[Goal]
Count every line below that contains "ngành", then state the total with no other output.

[Supplied records]
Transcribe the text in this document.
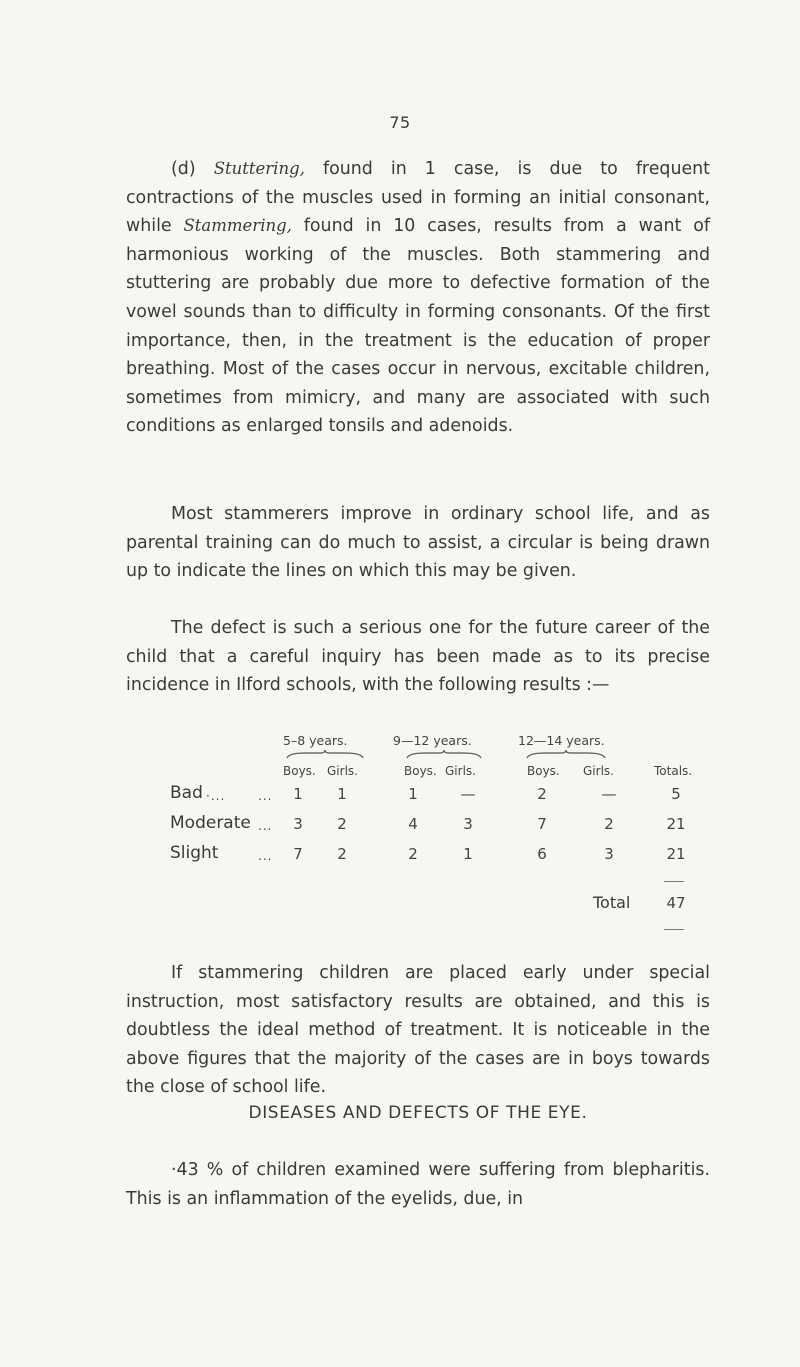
75

(d) Stuttering, found in 1 case, is due to frequent contractions of the muscles used in forming an initial consonant, while Stammering, found in 10 cases, results from a want of harmonious working of the muscles. Both stammering and stuttering are probably due more to defective formation of the vowel sounds than to difficulty in forming consonants. Of the first importance, then, in the treatment is the education of proper breathing. Most of the cases occur in nervous, excitable children, sometimes from mimicry, and many are associated with such conditions as enlarged tonsils and adenoids.

Most stammerers improve in ordinary school life, and as parental training can do much to assist, a circular is being drawn up to indicate the lines on which this may be given.

The defect is such a serious one for the future career of the child that a careful inquiry has been made as to its precise incidence in Ilford schools, with the following results :—

5–8 years.	9—12 years.	12—14 years.
Boys. Girls.	Boys. Girls.	Boys. Girls.	Totals.
Bad ·...	...	1	1	1	—	2	—	5
Moderate ...	3	2	4	3	7	2	21
Slight	...	7	2	2	1	6	3	21
Total	47

If stammering children are placed early under special instruction, most satisfactory results are obtained, and this is doubtless the ideal method of treatment. It is noticeable in the above figures that the majority of the cases are in boys towards the close of school life.

DISEASES AND DEFECTS OF THE EYE.

·43 % of children examined were suffering from blepharitis. This is an inflammation of the eyelids, due, in
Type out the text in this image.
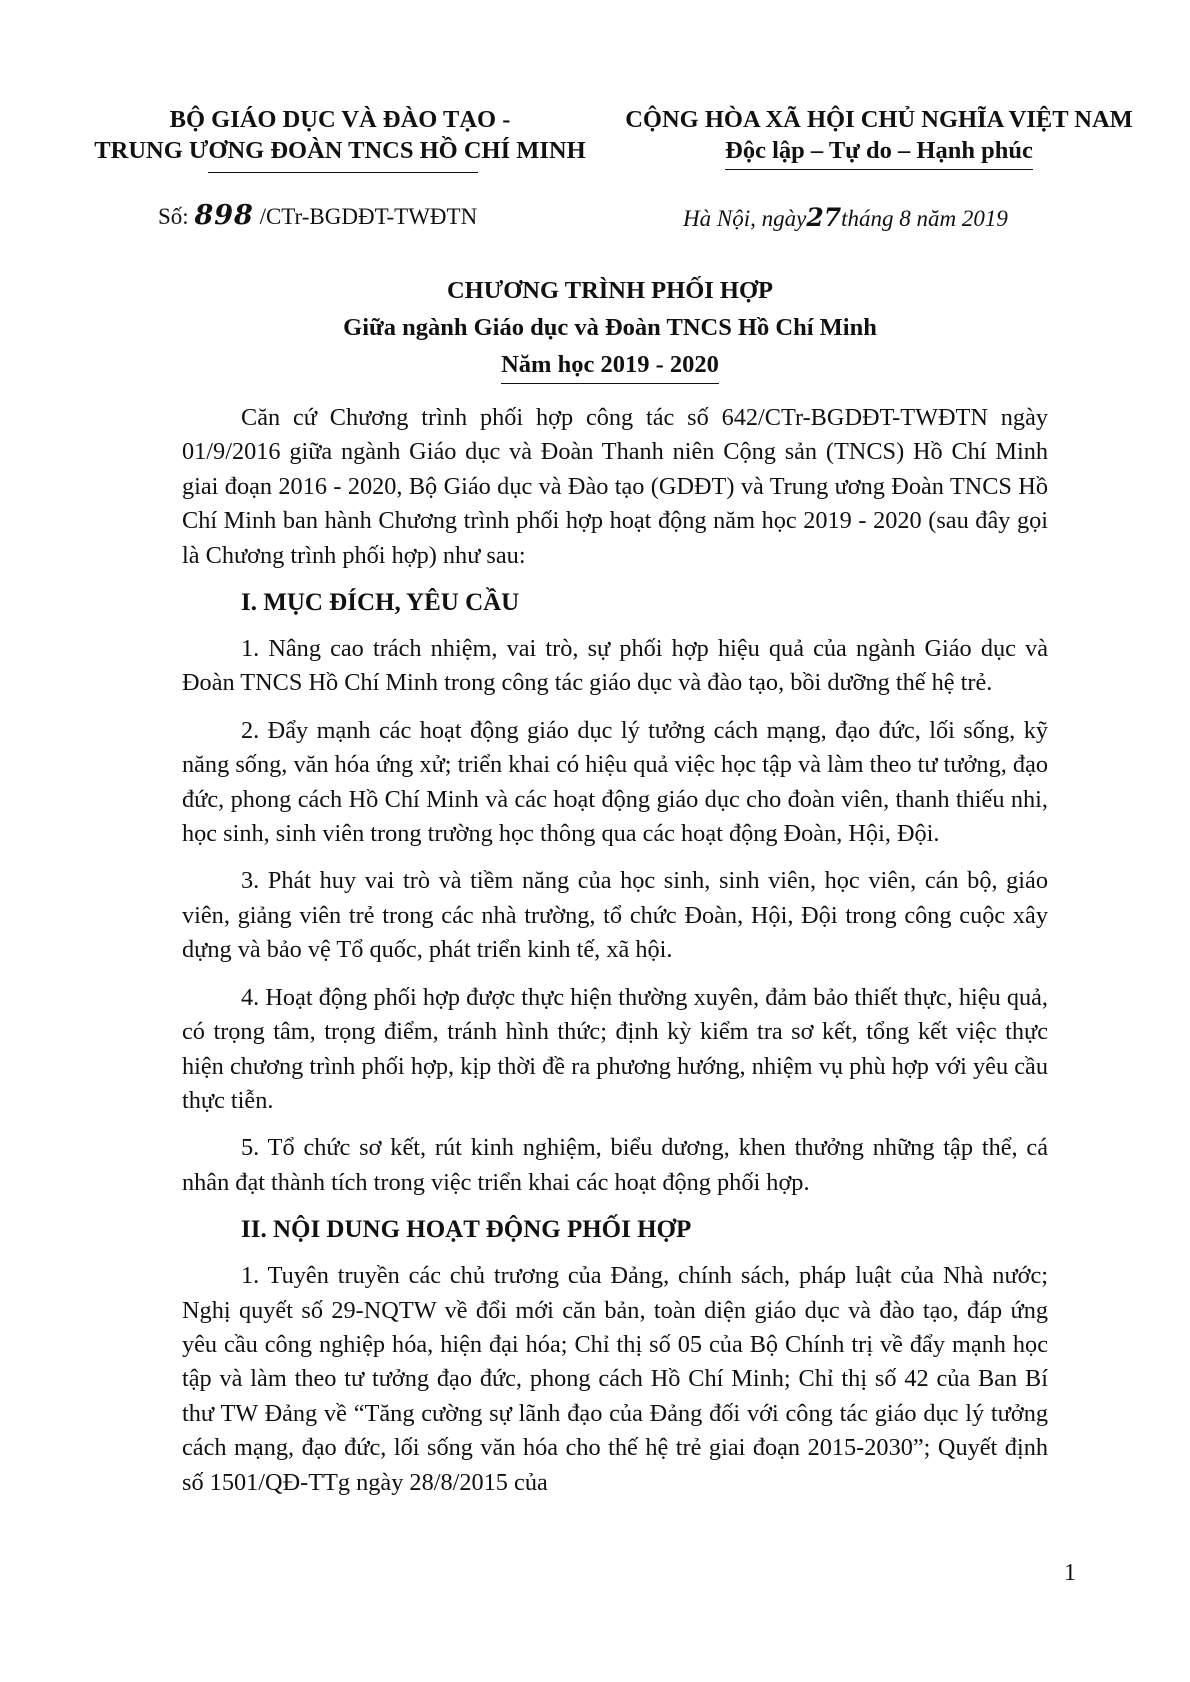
BỘ GIÁO DỤC VÀ ĐÀO TẠO -
TRUNG ƯƠNG ĐOÀN TNCS HỒ CHÍ MINH
CỘNG HÒA XÃ HỘI CHỦ NGHĨA VIỆT NAM
Độc lập – Tự do – Hạnh phúc
Số: 898 /CTr-BGDĐT-TWĐTN	Hà Nội, ngày27tháng 8 năm 2019
CHƯƠNG TRÌNH PHỐI HỢP
Giữa ngành Giáo dục và Đoàn TNCS Hồ Chí Minh
Năm học 2019 - 2020

Căn cứ Chương trình phối hợp công tác số 642/CTr-BGDĐT-TWĐTN ngày 01/9/2016 giữa ngành Giáo dục và Đoàn Thanh niên Cộng sản (TNCS) Hồ Chí Minh giai đoạn 2016 - 2020, Bộ Giáo dục và Đào tạo (GDĐT) và Trung ương Đoàn TNCS Hồ Chí Minh ban hành Chương trình phối hợp hoạt động năm học 2019 - 2020 (sau đây gọi là Chương trình phối hợp) như sau:

I. MỤC ĐÍCH, YÊU CẦU

1. Nâng cao trách nhiệm, vai trò, sự phối hợp hiệu quả của ngành Giáo dục và Đoàn TNCS Hồ Chí Minh trong công tác giáo dục và đào tạo, bồi dưỡng thế hệ trẻ.

2. Đẩy mạnh các hoạt động giáo dục lý tưởng cách mạng, đạo đức, lối sống, kỹ năng sống, văn hóa ứng xử; triển khai có hiệu quả việc học tập và làm theo tư tưởng, đạo đức, phong cách Hồ Chí Minh và các hoạt động giáo dục cho đoàn viên, thanh thiếu nhi, học sinh, sinh viên trong trường học thông qua các hoạt động Đoàn, Hội, Đội.

3. Phát huy vai trò và tiềm năng của học sinh, sinh viên, học viên, cán bộ, giáo viên, giảng viên trẻ trong các nhà trường, tổ chức Đoàn, Hội, Đội trong công cuộc xây dựng và bảo vệ Tổ quốc, phát triển kinh tế, xã hội.

4. Hoạt động phối hợp được thực hiện thường xuyên, đảm bảo thiết thực, hiệu quả, có trọng tâm, trọng điểm, tránh hình thức; định kỳ kiểm tra sơ kết, tổng kết việc thực hiện chương trình phối hợp, kịp thời đề ra phương hướng, nhiệm vụ phù hợp với yêu cầu thực tiễn.

5. Tổ chức sơ kết, rút kinh nghiệm, biểu dương, khen thưởng những tập thể, cá nhân đạt thành tích trong việc triển khai các hoạt động phối hợp.

II. NỘI DUNG HOẠT ĐỘNG PHỐI HỢP

1. Tuyên truyền các chủ trương của Đảng, chính sách, pháp luật của Nhà nước; Nghị quyết số 29-NQTW về đổi mới căn bản, toàn diện giáo dục và đào tạo, đáp ứng yêu cầu công nghiệp hóa, hiện đại hóa; Chỉ thị số 05 của Bộ Chính trị về đẩy mạnh học tập và làm theo tư tưởng đạo đức, phong cách Hồ Chí Minh; Chỉ thị số 42 của Ban Bí thư TW Đảng về “Tăng cường sự lãnh đạo của Đảng đối với công tác giáo dục lý tưởng cách mạng, đạo đức, lối sống văn hóa cho thế hệ trẻ giai đoạn 2015-2030”; Quyết định số 1501/QĐ-TTg ngày 28/8/2015 của

1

[Written answer]
3